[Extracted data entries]
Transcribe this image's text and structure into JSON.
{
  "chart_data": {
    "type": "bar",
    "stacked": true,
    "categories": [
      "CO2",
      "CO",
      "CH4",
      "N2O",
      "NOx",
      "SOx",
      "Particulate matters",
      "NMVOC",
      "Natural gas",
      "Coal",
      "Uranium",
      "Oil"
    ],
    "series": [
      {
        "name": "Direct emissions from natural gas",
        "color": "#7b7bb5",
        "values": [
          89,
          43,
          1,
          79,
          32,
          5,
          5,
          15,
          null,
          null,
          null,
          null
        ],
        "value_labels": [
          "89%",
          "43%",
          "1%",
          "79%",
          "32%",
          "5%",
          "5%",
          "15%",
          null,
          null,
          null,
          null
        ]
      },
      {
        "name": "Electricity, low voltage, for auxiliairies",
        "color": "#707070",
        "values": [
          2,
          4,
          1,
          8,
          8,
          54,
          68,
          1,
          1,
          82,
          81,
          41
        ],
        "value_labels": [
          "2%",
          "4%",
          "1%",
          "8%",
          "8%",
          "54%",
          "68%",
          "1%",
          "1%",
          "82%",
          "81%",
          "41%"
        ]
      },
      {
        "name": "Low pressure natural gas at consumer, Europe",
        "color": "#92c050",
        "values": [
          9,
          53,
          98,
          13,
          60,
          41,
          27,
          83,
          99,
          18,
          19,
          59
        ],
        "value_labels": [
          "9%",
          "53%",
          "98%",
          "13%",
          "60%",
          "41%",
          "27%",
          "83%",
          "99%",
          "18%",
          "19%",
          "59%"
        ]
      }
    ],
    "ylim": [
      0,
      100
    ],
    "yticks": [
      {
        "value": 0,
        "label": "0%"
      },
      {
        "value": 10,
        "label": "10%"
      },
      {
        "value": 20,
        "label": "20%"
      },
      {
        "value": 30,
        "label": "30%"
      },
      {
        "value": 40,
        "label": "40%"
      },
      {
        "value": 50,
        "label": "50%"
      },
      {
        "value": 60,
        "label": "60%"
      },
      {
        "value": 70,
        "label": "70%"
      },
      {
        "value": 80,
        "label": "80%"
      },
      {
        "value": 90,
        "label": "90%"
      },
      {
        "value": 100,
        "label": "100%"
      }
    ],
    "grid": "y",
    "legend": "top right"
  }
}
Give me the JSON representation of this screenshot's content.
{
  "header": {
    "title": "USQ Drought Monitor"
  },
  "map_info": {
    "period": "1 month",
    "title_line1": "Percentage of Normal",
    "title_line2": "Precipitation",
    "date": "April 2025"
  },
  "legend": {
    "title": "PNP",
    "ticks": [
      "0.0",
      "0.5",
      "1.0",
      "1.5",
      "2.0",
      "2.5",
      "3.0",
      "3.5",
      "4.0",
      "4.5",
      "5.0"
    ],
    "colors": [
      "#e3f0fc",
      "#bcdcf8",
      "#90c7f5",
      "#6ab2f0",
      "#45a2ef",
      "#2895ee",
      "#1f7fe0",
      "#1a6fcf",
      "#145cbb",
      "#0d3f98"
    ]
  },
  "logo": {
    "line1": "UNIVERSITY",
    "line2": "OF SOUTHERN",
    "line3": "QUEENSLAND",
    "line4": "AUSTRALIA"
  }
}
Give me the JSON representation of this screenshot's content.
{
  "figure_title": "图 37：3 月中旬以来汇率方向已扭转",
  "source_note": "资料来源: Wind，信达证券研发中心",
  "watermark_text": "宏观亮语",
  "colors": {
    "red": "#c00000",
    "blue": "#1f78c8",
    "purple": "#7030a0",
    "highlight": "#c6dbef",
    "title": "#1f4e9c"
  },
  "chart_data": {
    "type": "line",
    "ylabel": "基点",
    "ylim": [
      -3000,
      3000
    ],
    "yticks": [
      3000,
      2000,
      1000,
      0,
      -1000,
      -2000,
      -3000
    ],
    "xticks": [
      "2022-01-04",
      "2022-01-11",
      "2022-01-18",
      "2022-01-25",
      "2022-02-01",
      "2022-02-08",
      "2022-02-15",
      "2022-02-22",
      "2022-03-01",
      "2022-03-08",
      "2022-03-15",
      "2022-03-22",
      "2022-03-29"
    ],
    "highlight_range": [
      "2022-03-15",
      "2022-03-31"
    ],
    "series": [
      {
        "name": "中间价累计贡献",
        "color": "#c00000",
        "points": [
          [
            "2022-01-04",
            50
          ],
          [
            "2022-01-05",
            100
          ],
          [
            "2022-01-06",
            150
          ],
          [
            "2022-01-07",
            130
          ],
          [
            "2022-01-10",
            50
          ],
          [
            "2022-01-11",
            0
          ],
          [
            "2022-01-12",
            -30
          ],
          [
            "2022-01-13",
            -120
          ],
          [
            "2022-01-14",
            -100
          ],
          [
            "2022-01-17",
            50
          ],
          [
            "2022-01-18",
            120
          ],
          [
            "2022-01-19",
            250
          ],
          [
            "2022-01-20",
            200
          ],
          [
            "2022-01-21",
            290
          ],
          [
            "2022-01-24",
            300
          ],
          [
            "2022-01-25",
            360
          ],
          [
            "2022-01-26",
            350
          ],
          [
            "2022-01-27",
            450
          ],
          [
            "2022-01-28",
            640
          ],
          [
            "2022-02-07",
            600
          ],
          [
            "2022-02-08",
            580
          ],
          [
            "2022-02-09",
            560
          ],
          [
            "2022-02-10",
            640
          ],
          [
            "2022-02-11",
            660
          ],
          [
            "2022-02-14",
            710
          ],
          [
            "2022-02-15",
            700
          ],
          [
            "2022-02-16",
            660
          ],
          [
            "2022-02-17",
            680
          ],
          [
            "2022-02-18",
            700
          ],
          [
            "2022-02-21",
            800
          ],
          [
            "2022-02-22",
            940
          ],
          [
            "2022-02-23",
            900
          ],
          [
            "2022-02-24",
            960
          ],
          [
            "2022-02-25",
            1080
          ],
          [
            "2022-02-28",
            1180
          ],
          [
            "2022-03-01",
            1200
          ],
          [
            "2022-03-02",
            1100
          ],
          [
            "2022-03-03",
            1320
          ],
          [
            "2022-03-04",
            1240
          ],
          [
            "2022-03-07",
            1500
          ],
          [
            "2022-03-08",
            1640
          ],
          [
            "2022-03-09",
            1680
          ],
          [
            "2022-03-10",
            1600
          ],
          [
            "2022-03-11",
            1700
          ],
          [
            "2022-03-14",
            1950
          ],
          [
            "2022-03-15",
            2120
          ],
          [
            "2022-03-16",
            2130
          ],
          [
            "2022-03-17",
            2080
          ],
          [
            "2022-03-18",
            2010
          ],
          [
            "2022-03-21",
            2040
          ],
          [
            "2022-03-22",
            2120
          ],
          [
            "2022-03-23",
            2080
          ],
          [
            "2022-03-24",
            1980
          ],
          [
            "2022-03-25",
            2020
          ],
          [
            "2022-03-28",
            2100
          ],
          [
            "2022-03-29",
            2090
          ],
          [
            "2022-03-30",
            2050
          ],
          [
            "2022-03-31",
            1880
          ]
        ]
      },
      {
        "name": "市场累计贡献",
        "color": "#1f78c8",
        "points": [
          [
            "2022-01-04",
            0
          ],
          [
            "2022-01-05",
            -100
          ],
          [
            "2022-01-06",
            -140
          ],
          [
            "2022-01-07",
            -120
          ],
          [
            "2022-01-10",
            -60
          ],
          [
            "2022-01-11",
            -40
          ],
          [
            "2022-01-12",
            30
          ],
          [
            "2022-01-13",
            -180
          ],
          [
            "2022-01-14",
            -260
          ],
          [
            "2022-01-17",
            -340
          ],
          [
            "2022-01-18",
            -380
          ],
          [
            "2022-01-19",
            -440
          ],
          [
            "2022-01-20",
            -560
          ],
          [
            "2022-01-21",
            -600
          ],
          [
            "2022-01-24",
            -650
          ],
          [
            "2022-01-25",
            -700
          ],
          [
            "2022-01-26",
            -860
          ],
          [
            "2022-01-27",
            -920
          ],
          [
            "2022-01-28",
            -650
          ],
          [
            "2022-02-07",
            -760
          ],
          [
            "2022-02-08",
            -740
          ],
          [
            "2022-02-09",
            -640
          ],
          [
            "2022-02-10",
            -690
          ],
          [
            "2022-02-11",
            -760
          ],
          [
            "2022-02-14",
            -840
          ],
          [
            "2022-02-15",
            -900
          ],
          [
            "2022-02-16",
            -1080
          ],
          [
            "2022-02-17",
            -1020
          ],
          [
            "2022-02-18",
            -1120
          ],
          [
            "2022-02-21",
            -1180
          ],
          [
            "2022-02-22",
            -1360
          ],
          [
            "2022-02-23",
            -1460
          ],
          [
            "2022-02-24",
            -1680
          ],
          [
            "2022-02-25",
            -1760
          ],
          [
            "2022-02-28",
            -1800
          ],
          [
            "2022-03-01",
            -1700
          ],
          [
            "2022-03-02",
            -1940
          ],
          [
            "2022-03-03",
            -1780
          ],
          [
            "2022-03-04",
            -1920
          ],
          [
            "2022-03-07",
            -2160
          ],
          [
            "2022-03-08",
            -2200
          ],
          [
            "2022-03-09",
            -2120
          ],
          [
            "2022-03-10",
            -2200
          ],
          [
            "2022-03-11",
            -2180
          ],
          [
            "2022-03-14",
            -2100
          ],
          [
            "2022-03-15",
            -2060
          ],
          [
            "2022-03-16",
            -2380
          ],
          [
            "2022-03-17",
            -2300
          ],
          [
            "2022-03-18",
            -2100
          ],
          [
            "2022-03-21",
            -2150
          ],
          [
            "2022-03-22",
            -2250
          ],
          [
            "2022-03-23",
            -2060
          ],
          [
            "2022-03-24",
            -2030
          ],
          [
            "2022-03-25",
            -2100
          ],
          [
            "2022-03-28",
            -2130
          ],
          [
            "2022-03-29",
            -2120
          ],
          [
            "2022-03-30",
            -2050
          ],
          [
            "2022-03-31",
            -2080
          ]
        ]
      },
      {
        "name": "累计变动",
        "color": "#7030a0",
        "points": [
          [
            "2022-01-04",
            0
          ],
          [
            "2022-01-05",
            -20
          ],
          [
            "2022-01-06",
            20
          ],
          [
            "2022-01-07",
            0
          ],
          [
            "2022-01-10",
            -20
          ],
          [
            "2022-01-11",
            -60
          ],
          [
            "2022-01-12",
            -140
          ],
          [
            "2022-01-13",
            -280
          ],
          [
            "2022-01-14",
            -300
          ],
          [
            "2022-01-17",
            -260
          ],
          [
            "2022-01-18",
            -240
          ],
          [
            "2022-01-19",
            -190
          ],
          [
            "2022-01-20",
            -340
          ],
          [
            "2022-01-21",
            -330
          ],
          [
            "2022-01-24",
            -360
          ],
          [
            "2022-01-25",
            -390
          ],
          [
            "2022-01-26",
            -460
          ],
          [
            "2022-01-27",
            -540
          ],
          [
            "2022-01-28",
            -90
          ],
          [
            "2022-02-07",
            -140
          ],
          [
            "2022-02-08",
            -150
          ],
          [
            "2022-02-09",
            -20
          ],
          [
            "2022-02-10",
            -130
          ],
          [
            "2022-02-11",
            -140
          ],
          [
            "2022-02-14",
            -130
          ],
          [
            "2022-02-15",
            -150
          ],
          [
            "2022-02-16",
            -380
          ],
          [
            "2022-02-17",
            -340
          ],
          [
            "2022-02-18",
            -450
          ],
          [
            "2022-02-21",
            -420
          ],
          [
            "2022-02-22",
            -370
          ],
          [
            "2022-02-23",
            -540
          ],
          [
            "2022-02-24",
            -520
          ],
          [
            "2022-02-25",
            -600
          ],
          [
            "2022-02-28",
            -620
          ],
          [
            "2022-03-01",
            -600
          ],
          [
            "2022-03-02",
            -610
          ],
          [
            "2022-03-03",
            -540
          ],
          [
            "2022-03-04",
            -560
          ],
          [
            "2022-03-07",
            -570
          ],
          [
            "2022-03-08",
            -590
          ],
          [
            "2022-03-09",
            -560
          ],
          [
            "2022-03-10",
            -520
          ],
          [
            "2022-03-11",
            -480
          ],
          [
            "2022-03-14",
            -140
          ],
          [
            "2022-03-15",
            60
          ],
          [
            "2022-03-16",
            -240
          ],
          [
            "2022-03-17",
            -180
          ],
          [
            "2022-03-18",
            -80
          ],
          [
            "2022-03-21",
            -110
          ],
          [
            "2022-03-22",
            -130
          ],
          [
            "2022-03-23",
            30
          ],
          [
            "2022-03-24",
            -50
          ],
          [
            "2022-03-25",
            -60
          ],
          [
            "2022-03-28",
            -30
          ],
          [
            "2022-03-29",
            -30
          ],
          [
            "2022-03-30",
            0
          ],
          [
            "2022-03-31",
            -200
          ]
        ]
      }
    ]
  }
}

WRITTEN EXERCISE: Return all lines containing the word "name".

EXERCISE SOLUTION:
        "name": "Direct emissions from natural gas",
        "name": "Electricity, low voltage, for auxiliairies",
        "name": "Low pressure natural gas at consumer, Europe",
        "name": "中间价累计贡献",
        "name": "市场累计贡献",
        "name": "累计变动",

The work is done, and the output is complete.